(Records drawn from a dataset)
*** Block opens ***

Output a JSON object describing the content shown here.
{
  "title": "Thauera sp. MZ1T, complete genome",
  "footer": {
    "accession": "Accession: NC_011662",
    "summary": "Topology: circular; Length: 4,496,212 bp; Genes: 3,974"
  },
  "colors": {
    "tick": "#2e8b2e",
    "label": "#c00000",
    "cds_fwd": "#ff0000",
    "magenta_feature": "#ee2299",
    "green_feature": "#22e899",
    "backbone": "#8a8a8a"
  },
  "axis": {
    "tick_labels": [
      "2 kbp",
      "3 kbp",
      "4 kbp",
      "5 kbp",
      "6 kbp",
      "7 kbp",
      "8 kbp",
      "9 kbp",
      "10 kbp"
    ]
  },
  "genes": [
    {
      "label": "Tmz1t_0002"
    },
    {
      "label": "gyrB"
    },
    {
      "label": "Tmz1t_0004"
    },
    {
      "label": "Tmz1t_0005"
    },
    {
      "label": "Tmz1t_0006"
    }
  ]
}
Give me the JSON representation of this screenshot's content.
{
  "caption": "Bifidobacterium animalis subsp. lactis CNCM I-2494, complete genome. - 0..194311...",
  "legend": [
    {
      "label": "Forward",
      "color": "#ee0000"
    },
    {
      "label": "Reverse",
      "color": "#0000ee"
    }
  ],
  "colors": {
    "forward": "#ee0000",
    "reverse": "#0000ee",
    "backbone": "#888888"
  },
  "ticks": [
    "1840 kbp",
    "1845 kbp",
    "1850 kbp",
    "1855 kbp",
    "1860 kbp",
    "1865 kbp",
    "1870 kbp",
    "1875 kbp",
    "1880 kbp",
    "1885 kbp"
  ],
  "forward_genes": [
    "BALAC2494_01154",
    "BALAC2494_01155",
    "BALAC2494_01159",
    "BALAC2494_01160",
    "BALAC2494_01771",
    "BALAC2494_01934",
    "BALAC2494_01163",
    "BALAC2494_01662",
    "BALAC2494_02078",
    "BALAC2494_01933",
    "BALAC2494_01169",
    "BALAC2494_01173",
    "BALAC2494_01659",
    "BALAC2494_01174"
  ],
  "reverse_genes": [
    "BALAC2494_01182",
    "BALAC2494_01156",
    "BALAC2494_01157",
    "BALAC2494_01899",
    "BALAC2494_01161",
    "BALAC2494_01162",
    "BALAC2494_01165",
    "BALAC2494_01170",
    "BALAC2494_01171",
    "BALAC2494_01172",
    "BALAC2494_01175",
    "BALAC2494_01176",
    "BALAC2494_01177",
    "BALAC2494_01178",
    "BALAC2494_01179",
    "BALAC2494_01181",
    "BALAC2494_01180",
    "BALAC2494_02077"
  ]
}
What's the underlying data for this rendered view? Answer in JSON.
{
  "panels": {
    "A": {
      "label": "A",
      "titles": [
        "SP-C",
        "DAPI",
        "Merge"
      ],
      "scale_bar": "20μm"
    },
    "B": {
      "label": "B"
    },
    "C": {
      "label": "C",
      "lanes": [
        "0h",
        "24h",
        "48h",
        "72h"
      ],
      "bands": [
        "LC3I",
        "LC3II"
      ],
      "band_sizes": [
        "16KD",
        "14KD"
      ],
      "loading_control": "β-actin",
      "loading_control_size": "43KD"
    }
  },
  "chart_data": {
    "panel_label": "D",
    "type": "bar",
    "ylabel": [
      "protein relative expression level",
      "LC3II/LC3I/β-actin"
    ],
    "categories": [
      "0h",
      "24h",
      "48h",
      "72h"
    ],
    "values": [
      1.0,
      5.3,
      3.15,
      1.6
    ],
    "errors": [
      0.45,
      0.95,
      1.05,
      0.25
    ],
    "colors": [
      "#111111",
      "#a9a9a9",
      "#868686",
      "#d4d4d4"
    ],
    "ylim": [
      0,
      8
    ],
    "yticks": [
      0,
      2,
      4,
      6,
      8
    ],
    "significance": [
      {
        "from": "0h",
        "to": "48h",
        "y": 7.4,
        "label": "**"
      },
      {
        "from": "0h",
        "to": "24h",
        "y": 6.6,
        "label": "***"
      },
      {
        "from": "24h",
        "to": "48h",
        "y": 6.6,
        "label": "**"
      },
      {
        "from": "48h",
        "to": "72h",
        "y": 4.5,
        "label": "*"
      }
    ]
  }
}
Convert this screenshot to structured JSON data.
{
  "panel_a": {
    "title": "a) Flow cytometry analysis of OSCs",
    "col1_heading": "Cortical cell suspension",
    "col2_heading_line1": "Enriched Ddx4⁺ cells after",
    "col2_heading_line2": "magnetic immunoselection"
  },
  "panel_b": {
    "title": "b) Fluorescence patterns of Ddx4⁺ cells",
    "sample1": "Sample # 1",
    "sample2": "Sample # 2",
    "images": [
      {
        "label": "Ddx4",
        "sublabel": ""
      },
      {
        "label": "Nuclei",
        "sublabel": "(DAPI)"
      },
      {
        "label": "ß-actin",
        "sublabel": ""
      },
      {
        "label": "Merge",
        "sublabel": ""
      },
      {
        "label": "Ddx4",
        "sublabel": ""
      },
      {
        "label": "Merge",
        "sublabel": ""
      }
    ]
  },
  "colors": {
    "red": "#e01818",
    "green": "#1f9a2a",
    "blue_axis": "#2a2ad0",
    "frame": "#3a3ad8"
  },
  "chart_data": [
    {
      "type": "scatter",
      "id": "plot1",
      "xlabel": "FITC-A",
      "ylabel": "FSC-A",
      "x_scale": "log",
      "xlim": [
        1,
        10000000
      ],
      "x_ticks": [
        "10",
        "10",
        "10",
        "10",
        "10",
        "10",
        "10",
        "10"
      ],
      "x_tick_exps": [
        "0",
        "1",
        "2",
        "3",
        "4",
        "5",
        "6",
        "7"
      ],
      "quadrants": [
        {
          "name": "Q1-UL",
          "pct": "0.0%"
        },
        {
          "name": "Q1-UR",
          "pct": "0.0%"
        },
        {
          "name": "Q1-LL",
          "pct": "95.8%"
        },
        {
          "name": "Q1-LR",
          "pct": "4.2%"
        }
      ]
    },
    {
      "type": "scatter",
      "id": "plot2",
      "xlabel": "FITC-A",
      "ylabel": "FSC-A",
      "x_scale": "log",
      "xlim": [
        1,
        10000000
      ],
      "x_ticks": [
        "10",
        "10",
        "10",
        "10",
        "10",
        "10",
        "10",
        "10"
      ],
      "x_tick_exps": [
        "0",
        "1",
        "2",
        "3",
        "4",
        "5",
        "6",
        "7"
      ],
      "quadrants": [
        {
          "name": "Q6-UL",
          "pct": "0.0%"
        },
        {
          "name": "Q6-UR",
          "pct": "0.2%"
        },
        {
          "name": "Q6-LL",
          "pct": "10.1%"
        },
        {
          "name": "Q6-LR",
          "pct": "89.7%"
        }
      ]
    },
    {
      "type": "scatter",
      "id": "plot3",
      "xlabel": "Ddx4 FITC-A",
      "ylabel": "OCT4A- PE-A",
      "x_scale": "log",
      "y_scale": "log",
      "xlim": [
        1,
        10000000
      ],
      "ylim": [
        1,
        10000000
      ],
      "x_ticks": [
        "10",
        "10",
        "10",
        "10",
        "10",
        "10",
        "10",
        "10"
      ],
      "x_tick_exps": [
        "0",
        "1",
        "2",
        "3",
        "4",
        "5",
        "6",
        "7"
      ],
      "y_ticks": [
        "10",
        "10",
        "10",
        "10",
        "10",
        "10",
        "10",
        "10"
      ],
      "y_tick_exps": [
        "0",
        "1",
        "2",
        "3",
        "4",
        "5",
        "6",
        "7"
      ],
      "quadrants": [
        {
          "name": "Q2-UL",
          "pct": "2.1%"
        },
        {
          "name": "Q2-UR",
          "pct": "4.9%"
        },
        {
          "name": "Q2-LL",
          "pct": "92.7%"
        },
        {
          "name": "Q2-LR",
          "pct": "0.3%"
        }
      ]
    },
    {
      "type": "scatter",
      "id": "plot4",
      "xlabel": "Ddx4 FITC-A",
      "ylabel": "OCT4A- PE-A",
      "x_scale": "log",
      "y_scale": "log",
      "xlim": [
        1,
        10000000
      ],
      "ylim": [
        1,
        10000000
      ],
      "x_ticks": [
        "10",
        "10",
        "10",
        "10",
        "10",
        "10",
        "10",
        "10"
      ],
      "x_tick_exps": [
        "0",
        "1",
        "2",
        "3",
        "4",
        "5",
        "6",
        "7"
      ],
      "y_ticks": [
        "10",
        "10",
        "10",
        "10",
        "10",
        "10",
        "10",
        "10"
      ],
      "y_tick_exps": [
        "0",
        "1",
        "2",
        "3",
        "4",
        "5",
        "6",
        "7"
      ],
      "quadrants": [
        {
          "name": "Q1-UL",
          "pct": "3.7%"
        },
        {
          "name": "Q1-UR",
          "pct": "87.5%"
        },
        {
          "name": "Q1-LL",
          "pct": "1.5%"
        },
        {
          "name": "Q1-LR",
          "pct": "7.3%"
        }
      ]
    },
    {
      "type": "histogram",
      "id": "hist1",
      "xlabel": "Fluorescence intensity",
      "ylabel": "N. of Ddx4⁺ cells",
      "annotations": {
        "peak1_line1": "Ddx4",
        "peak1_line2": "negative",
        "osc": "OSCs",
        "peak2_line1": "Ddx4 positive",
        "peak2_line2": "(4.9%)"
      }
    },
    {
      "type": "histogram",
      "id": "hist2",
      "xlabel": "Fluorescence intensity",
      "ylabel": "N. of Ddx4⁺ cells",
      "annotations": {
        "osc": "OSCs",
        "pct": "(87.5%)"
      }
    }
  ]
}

*** Block closes ***

#### Problem statement
For this exercise, gather every line of the data that contains the word "actin".

#### Response
      "loading_control": "β-actin",
      "LC3II/LC3I/β-actin"
        "label": "ß-actin",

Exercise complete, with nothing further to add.